[START Input]

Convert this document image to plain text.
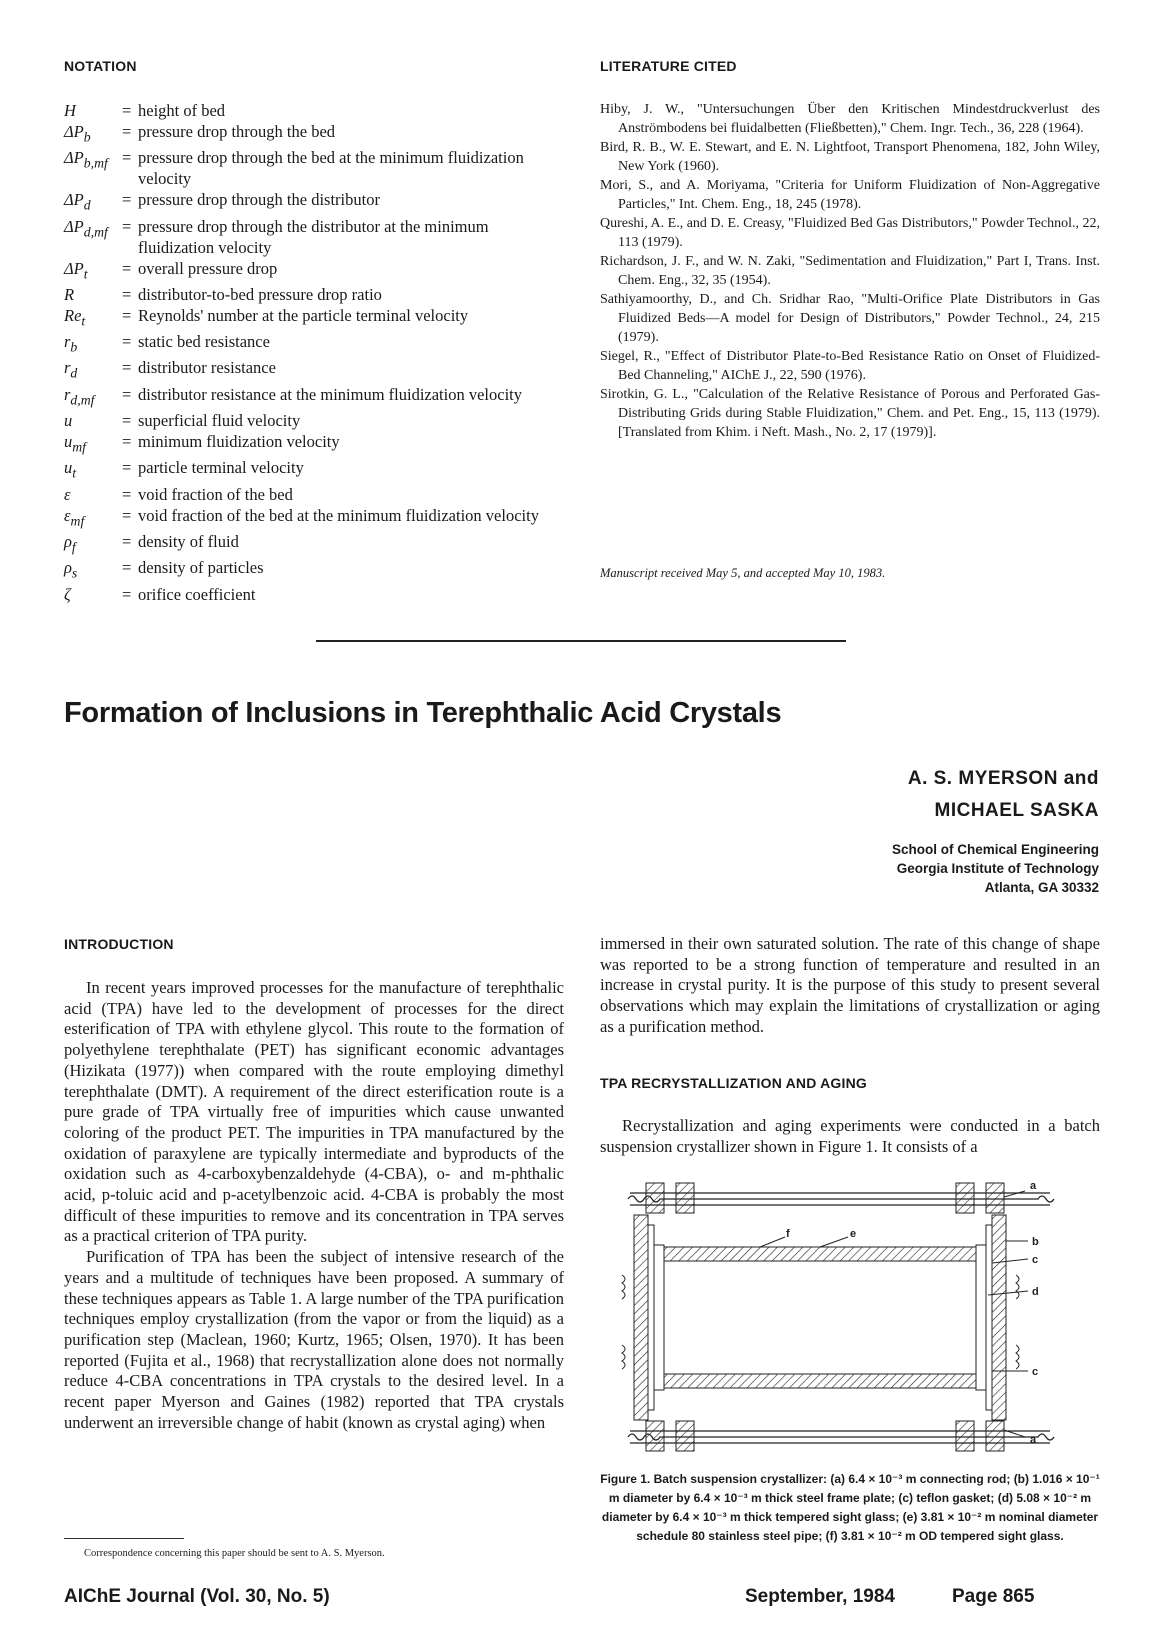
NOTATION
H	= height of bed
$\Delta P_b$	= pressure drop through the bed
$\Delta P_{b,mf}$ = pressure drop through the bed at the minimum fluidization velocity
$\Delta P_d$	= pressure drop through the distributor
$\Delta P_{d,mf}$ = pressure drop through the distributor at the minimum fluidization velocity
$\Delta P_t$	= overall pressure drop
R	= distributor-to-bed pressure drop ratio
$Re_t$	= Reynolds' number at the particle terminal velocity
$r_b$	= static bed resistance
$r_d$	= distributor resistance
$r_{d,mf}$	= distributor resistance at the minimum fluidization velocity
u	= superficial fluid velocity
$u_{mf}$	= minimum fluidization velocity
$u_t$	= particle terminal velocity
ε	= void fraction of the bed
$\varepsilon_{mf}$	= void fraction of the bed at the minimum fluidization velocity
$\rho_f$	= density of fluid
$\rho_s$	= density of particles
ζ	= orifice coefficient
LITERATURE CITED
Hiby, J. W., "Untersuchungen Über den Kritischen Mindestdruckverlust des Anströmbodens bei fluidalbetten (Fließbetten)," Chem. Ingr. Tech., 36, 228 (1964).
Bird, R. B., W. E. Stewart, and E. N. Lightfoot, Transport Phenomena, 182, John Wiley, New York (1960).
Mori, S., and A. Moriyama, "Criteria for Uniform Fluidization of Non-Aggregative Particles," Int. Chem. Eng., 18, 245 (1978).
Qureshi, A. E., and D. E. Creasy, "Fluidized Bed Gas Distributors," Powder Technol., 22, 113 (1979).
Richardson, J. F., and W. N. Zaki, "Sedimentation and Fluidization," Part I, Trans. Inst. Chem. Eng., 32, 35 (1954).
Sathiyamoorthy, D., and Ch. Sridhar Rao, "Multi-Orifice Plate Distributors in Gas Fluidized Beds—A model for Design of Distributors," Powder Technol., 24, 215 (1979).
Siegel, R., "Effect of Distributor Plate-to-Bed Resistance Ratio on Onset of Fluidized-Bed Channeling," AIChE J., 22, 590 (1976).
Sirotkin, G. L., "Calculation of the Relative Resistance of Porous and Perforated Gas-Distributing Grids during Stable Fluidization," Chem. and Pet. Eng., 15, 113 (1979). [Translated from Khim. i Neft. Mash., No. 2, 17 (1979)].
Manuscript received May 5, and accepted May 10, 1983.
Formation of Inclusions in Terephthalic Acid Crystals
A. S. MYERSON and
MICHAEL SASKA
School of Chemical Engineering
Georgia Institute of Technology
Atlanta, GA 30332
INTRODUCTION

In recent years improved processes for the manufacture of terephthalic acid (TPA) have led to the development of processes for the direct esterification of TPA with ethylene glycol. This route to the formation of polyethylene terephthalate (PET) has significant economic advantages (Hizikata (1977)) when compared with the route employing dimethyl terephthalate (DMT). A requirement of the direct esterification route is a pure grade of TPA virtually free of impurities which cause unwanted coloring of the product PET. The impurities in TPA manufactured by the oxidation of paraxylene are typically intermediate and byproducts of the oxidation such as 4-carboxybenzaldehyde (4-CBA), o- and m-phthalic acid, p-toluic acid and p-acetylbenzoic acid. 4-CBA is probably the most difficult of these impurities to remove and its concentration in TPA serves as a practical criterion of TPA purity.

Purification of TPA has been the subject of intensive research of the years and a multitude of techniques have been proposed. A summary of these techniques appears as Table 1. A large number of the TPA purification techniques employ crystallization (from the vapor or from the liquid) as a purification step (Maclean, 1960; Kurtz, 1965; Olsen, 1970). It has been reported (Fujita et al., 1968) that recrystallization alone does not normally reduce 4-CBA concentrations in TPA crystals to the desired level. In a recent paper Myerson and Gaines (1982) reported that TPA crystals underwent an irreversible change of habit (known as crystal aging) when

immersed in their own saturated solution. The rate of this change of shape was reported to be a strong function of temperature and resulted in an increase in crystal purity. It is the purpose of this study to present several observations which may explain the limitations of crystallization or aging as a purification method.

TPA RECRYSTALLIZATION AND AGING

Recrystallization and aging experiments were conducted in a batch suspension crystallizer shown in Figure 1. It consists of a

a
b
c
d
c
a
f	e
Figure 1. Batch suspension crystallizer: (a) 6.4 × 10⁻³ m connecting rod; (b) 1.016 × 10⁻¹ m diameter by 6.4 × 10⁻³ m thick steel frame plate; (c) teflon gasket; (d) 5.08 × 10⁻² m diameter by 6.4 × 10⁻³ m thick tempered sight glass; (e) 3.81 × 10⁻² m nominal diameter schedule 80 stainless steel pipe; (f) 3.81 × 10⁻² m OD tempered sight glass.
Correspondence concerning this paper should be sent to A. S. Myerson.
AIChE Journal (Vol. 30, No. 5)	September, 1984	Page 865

[END Input]
[START Input]

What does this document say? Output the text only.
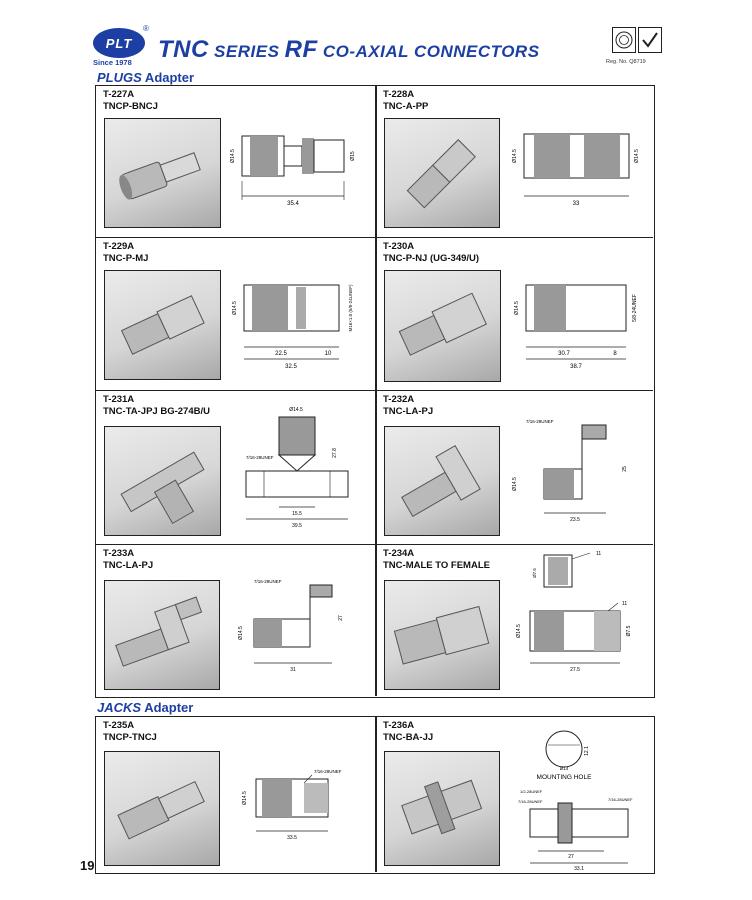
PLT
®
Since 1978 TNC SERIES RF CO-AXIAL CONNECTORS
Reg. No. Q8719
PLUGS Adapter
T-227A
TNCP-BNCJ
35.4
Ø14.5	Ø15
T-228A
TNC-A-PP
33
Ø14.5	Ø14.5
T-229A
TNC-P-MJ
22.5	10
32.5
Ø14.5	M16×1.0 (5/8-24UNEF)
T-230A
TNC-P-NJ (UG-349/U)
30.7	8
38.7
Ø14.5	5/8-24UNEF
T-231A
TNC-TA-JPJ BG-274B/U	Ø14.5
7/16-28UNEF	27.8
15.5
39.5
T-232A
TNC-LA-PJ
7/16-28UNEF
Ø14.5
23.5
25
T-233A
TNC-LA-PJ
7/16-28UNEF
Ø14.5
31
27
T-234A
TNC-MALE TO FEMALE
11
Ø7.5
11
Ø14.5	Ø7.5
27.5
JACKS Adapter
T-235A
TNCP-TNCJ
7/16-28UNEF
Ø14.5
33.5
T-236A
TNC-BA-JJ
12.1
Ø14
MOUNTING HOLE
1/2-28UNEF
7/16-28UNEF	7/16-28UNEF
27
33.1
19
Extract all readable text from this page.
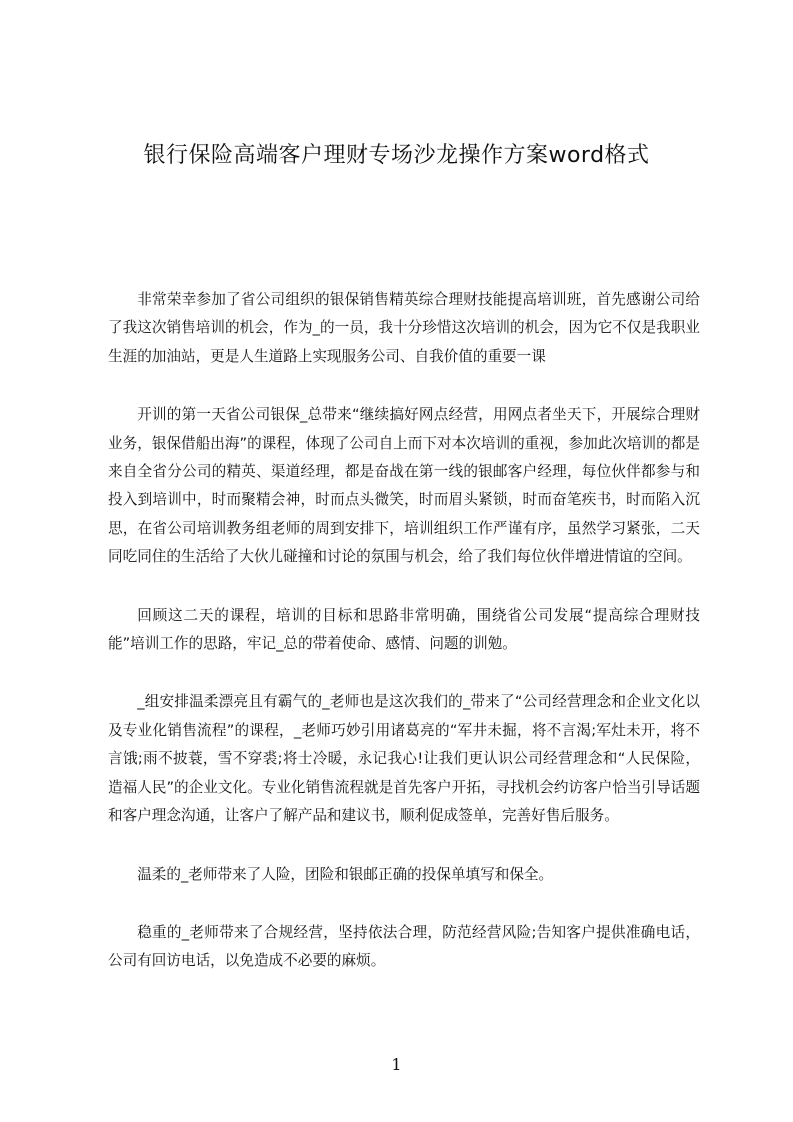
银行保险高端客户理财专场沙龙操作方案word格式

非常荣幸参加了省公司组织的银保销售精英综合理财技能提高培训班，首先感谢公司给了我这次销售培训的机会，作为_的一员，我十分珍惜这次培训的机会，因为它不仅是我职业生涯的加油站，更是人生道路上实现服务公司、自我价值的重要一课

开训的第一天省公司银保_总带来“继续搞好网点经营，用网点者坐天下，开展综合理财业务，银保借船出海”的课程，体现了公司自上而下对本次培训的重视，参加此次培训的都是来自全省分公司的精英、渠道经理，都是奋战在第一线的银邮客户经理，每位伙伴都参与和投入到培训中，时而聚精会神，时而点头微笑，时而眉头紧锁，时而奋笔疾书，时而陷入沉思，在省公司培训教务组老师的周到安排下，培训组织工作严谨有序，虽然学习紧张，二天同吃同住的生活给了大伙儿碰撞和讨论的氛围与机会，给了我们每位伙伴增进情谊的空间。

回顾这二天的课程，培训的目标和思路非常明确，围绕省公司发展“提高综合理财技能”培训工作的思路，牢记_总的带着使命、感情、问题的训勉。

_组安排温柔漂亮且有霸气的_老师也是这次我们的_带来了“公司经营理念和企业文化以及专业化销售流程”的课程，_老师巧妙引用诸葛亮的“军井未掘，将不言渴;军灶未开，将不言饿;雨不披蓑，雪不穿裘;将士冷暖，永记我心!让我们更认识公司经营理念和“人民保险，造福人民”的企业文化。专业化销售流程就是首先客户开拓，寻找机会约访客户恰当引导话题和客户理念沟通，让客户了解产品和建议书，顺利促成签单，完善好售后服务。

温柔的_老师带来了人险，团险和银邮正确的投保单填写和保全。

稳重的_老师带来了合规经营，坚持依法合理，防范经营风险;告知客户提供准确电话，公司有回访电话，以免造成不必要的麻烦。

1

[END Input]
[START Input]

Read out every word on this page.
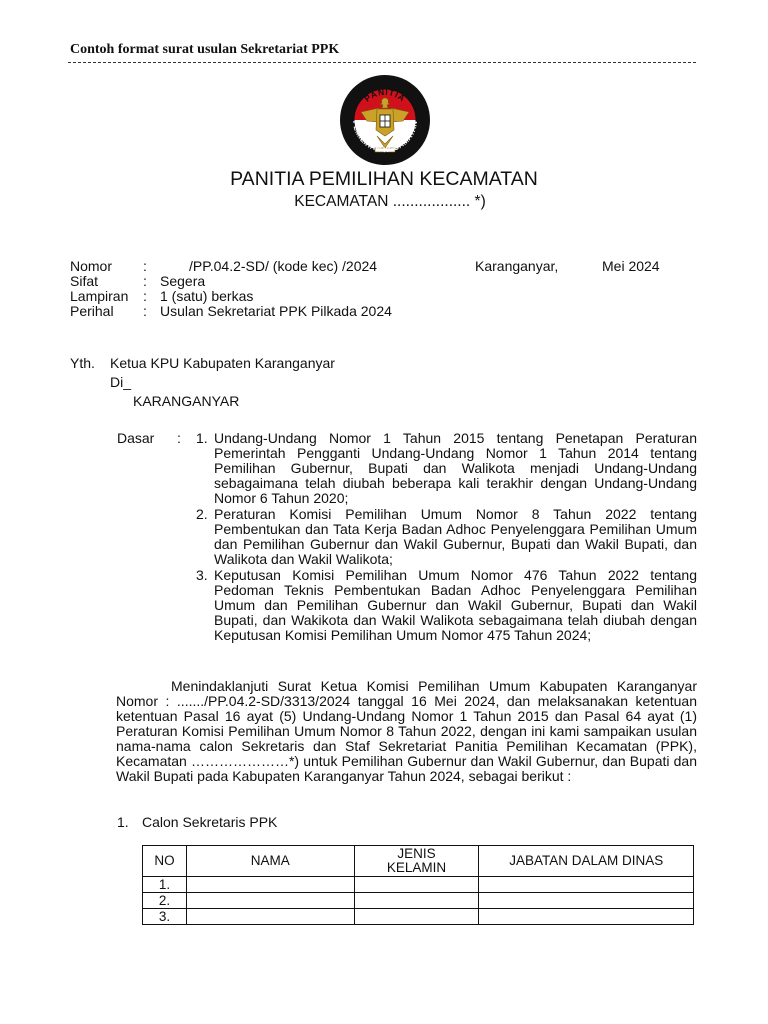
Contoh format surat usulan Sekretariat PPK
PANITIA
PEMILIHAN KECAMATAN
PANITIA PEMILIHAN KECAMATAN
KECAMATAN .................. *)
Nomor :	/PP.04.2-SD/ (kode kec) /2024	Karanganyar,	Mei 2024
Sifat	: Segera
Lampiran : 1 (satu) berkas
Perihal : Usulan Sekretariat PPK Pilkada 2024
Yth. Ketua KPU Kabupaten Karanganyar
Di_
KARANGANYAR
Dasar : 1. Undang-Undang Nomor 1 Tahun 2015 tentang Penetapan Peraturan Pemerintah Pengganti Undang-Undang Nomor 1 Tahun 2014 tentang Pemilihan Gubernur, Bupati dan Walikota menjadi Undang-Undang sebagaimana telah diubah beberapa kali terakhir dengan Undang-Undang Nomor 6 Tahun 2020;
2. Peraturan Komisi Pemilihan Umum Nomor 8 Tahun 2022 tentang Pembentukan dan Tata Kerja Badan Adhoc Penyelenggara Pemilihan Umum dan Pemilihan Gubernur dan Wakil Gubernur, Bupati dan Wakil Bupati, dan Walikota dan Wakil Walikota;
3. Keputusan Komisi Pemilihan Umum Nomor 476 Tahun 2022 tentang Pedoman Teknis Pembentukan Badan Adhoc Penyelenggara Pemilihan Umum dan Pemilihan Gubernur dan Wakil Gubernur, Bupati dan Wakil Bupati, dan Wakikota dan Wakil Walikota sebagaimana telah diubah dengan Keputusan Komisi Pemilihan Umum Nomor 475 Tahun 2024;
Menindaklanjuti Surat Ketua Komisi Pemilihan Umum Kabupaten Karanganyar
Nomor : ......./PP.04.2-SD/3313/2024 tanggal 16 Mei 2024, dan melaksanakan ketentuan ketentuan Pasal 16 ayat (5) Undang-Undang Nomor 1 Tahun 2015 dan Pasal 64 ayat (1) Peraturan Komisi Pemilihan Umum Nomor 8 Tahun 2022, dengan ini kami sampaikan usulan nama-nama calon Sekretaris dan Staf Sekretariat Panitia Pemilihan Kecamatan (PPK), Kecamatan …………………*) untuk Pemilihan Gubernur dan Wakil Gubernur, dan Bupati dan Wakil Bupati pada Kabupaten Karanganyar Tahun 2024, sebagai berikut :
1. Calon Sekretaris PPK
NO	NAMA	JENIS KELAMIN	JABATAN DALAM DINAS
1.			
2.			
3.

[END Input]

In the material above, tally every line with the string "text" in it, then give that number alone.

**Response below:**
3